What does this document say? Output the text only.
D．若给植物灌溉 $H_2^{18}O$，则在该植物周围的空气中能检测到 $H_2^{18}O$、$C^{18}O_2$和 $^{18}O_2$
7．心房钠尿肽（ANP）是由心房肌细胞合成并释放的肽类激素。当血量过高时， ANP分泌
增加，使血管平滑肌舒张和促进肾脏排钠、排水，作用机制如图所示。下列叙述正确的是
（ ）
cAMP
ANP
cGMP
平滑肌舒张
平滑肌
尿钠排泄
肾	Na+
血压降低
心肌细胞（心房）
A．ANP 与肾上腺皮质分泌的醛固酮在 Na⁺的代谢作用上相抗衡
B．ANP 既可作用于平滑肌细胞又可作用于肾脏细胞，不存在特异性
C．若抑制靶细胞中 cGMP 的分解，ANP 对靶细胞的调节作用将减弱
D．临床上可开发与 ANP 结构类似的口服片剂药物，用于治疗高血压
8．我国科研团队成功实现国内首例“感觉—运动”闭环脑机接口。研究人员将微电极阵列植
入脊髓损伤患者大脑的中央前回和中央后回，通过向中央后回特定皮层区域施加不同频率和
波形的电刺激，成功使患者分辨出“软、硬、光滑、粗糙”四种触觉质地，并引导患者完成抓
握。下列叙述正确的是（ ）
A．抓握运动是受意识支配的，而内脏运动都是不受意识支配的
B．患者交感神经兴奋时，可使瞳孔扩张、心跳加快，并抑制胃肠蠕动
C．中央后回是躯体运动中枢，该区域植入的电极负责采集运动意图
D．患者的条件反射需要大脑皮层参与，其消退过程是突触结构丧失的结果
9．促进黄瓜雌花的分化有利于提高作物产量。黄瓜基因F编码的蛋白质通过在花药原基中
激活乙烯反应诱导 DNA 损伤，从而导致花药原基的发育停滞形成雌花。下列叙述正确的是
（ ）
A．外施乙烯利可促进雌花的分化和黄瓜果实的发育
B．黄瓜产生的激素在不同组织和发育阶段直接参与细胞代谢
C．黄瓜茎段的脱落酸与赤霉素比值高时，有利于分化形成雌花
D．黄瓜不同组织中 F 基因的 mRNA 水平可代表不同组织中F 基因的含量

* [Problem to work on]
Using the listing above, pull out all lines that hold the word "cGMP".

* [Result of the exercise]
cGMP
C．若抑制靶细胞中 cGMP 的分解，ANP 对靶细胞的调节作用将减弱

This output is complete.